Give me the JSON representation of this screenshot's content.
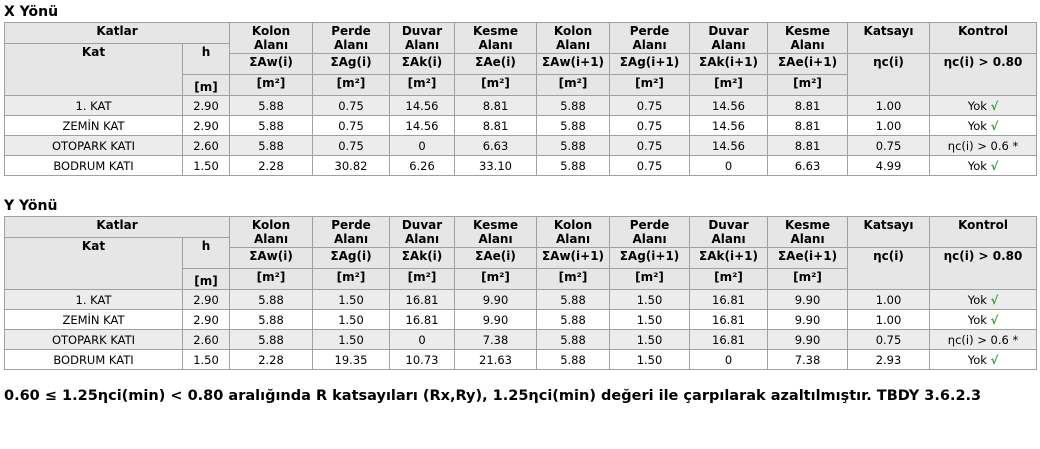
{
  "sections": [
    {
      "title": "X Yönü",
      "header": {
        "group": "Katlar",
        "kat": "Kat",
        "h": "h",
        "h_unit": "[m]",
        "columns": [
          {
            "name": "Kolon Alanı",
            "symbol": "ΣAw(i)",
            "unit": "[m²]"
          },
          {
            "name": "Perde Alanı",
            "symbol": "ΣAg(i)",
            "unit": "[m²]"
          },
          {
            "name": "Duvar Alanı",
            "symbol": "ΣAk(i)",
            "unit": "[m²]"
          },
          {
            "name": "Kesme Alanı",
            "symbol": "ΣAe(i)",
            "unit": "[m²]"
          },
          {
            "name": "Kolon Alanı",
            "symbol": "ΣAw(i+1)",
            "unit": "[m²]"
          },
          {
            "name": "Perde Alanı",
            "symbol": "ΣAg(i+1)",
            "unit": "[m²]"
          },
          {
            "name": "Duvar Alanı",
            "symbol": "ΣAk(i+1)",
            "unit": "[m²]"
          },
          {
            "name": "Kesme Alanı",
            "symbol": "ΣAe(i+1)",
            "unit": "[m²]"
          },
          {
            "name": "Katsayı",
            "symbol": "ηc(i)"
          },
          {
            "name": "Kontrol",
            "symbol": "ηc(i) > 0.80"
          }
        ]
      },
      "rows": [
        {
          "kat": "1. KAT",
          "h": "2.90",
          "values": [
            "5.88",
            "0.75",
            "14.56",
            "8.81",
            "5.88",
            "0.75",
            "14.56",
            "8.81",
            "1.00"
          ],
          "kontrol": "Yok",
          "check": "√"
        },
        {
          "kat": "ZEMİN KAT",
          "h": "2.90",
          "values": [
            "5.88",
            "0.75",
            "14.56",
            "8.81",
            "5.88",
            "0.75",
            "14.56",
            "8.81",
            "1.00"
          ],
          "kontrol": "Yok",
          "check": "√"
        },
        {
          "kat": "OTOPARK KATI",
          "h": "2.60",
          "values": [
            "5.88",
            "0.75",
            "0",
            "6.63",
            "5.88",
            "0.75",
            "14.56",
            "8.81",
            "0.75"
          ],
          "kontrol": "ηc(i) > 0.6 *"
        },
        {
          "kat": "BODRUM KATI",
          "h": "1.50",
          "values": [
            "2.28",
            "30.82",
            "6.26",
            "33.10",
            "5.88",
            "0.75",
            "0",
            "6.63",
            "4.99"
          ],
          "kontrol": "Yok",
          "check": "√"
        }
      ]
    },
    {
      "title": "Y Yönü",
      "header": {
        "group": "Katlar",
        "kat": "Kat",
        "h": "h",
        "h_unit": "[m]",
        "columns": [
          {
            "name": "Kolon Alanı",
            "symbol": "ΣAw(i)",
            "unit": "[m²]"
          },
          {
            "name": "Perde Alanı",
            "symbol": "ΣAg(i)",
            "unit": "[m²]"
          },
          {
            "name": "Duvar Alanı",
            "symbol": "ΣAk(i)",
            "unit": "[m²]"
          },
          {
            "name": "Kesme Alanı",
            "symbol": "ΣAe(i)",
            "unit": "[m²]"
          },
          {
            "name": "Kolon Alanı",
            "symbol": "ΣAw(i+1)",
            "unit": "[m²]"
          },
          {
            "name": "Perde Alanı",
            "symbol": "ΣAg(i+1)",
            "unit": "[m²]"
          },
          {
            "name": "Duvar Alanı",
            "symbol": "ΣAk(i+1)",
            "unit": "[m²]"
          },
          {
            "name": "Kesme Alanı",
            "symbol": "ΣAe(i+1)",
            "unit": "[m²]"
          },
          {
            "name": "Katsayı",
            "symbol": "ηc(i)"
          },
          {
            "name": "Kontrol",
            "symbol": "ηc(i) > 0.80"
          }
        ]
      },
      "rows": [
        {
          "kat": "1. KAT",
          "h": "2.90",
          "values": [
            "5.88",
            "1.50",
            "16.81",
            "9.90",
            "5.88",
            "1.50",
            "16.81",
            "9.90",
            "1.00"
          ],
          "kontrol": "Yok",
          "check": "√"
        },
        {
          "kat": "ZEMİN KAT",
          "h": "2.90",
          "values": [
            "5.88",
            "1.50",
            "16.81",
            "9.90",
            "5.88",
            "1.50",
            "16.81",
            "9.90",
            "1.00"
          ],
          "kontrol": "Yok",
          "check": "√"
        },
        {
          "kat": "OTOPARK KATI",
          "h": "2.60",
          "values": [
            "5.88",
            "1.50",
            "0",
            "7.38",
            "5.88",
            "1.50",
            "16.81",
            "9.90",
            "0.75"
          ],
          "kontrol": "ηc(i) > 0.6 *"
        },
        {
          "kat": "BODRUM KATI",
          "h": "1.50",
          "values": [
            "2.28",
            "19.35",
            "10.73",
            "21.63",
            "5.88",
            "1.50",
            "0",
            "7.38",
            "2.93"
          ],
          "kontrol": "Yok",
          "check": "√"
        }
      ]
    }
  ],
  "footer": "0.60 ≤ 1.25ηci(min) < 0.80 aralığında R katsayıları (Rx,Ry), 1.25ηci(min) değeri ile çarpılarak azaltılmıştır. TBDY 3.6.2.3"
}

### What to do
Output every entry word for word, but omit the pictures.

### Answer to the task
Give me the JSON representation of this screenshot's content.
{
  "sections": [
    {
      "title": "X Yönü",
      "header": {
        "group": "Katlar",
        "kat": "Kat",
        "h": "h",
        "h_unit": "[m]",
        "columns": [
          {
            "name": "Kolon Alanı",
            "symbol": "ΣAw(i)",
            "unit": "[m²]"
          },
          {
            "name": "Perde Alanı",
            "symbol": "ΣAg(i)",
            "unit": "[m²]"
          },
          {
            "name": "Duvar Alanı",
            "symbol": "ΣAk(i)",
            "unit": "[m²]"
          },
          {
            "name": "Kesme Alanı",
            "symbol": "ΣAe(i)",
            "unit": "[m²]"
          },
          {
            "name": "Kolon Alanı",
            "symbol": "ΣAw(i+1)",
            "unit": "[m²]"
          },
          {
            "name": "Perde Alanı",
            "symbol": "ΣAg(i+1)",
            "unit": "[m²]"
          },
          {
            "name": "Duvar Alanı",
            "symbol": "ΣAk(i+1)",
            "unit": "[m²]"
          },
          {
            "name": "Kesme Alanı",
            "symbol": "ΣAe(i+1)",
            "unit": "[m²]"
          },
          {
            "name": "Katsayı",
            "symbol": "ηc(i)"
          },
          {
            "name": "Kontrol",
            "symbol": "ηc(i) > 0.80"
          }
        ]
      },
      "rows": [
        {
          "kat": "1. KAT",
          "h": "2.90",
          "values": [
            "5.88",
            "0.75",
            "14.56",
            "8.81",
            "5.88",
            "0.75",
            "14.56",
            "8.81",
            "1.00"
          ],
          "kontrol": "Yok",
          "check": "√"
        },
        {
          "kat": "ZEMİN KAT",
          "h": "2.90",
          "values": [
            "5.88",
            "0.75",
            "14.56",
            "8.81",
            "5.88",
            "0.75",
            "14.56",
            "8.81",
            "1.00"
          ],
          "kontrol": "Yok",
          "check": "√"
        },
        {
          "kat": "OTOPARK KATI",
          "h": "2.60",
          "values": [
            "5.88",
            "0.75",
            "0",
            "6.63",
            "5.88",
            "0.75",
            "14.56",
            "8.81",
            "0.75"
          ],
          "kontrol": "ηc(i) > 0.6 *"
        },
        {
          "kat": "BODRUM KATI",
          "h": "1.50",
          "values": [
            "2.28",
            "30.82",
            "6.26",
            "33.10",
            "5.88",
            "0.75",
            "0",
            "6.63",
            "4.99"
          ],
          "kontrol": "Yok",
          "check": "√"
        }
      ]
    },
    {
      "title": "Y Yönü",
      "header": {
        "group": "Katlar",
        "kat": "Kat",
        "h": "h",
        "h_unit": "[m]",
        "columns": [
          {
            "name": "Kolon Alanı",
            "symbol": "ΣAw(i)",
            "unit": "[m²]"
          },
          {
            "name": "Perde Alanı",
            "symbol": "ΣAg(i)",
            "unit": "[m²]"
          },
          {
            "name": "Duvar Alanı",
            "symbol": "ΣAk(i)",
            "unit": "[m²]"
          },
          {
            "name": "Kesme Alanı",
            "symbol": "ΣAe(i)",
            "unit": "[m²]"
          },
          {
            "name": "Kolon Alanı",
            "symbol": "ΣAw(i+1)",
            "unit": "[m²]"
          },
          {
            "name": "Perde Alanı",
            "symbol": "ΣAg(i+1)",
            "unit": "[m²]"
          },
          {
            "name": "Duvar Alanı",
            "symbol": "ΣAk(i+1)",
            "unit": "[m²]"
          },
          {
            "name": "Kesme Alanı",
            "symbol": "ΣAe(i+1)",
            "unit": "[m²]"
          },
          {
            "name": "Katsayı",
            "symbol": "ηc(i)"
          },
          {
            "name": "Kontrol",
            "symbol": "ηc(i) > 0.80"
          }
        ]
      },
      "rows": [
        {
          "kat": "1. KAT",
          "h": "2.90",
          "values": [
            "5.88",
            "1.50",
            "16.81",
            "9.90",
            "5.88",
            "1.50",
            "16.81",
            "9.90",
            "1.00"
          ],
          "kontrol": "Yok",
          "check": "√"
        },
        {
          "kat": "ZEMİN KAT",
          "h": "2.90",
          "values": [
            "5.88",
            "1.50",
            "16.81",
            "9.90",
            "5.88",
            "1.50",
            "16.81",
            "9.90",
            "1.00"
          ],
          "kontrol": "Yok",
          "check": "√"
        },
        {
          "kat": "OTOPARK KATI",
          "h": "2.60",
          "values": [
            "5.88",
            "1.50",
            "0",
            "7.38",
            "5.88",
            "1.50",
            "16.81",
            "9.90",
            "0.75"
          ],
          "kontrol": "ηc(i) > 0.6 *"
        },
        {
          "kat": "BODRUM KATI",
          "h": "1.50",
          "values": [
            "2.28",
            "19.35",
            "10.73",
            "21.63",
            "5.88",
            "1.50",
            "0",
            "7.38",
            "2.93"
          ],
          "kontrol": "Yok",
          "check": "√"
        }
      ]
    }
  ],
  "footer": "0.60 ≤ 1.25ηci(min) < 0.80 aralığında R katsayıları (Rx,Ry), 1.25ηci(min) değeri ile çarpılarak azaltılmıştır. TBDY 3.6.2.3"
}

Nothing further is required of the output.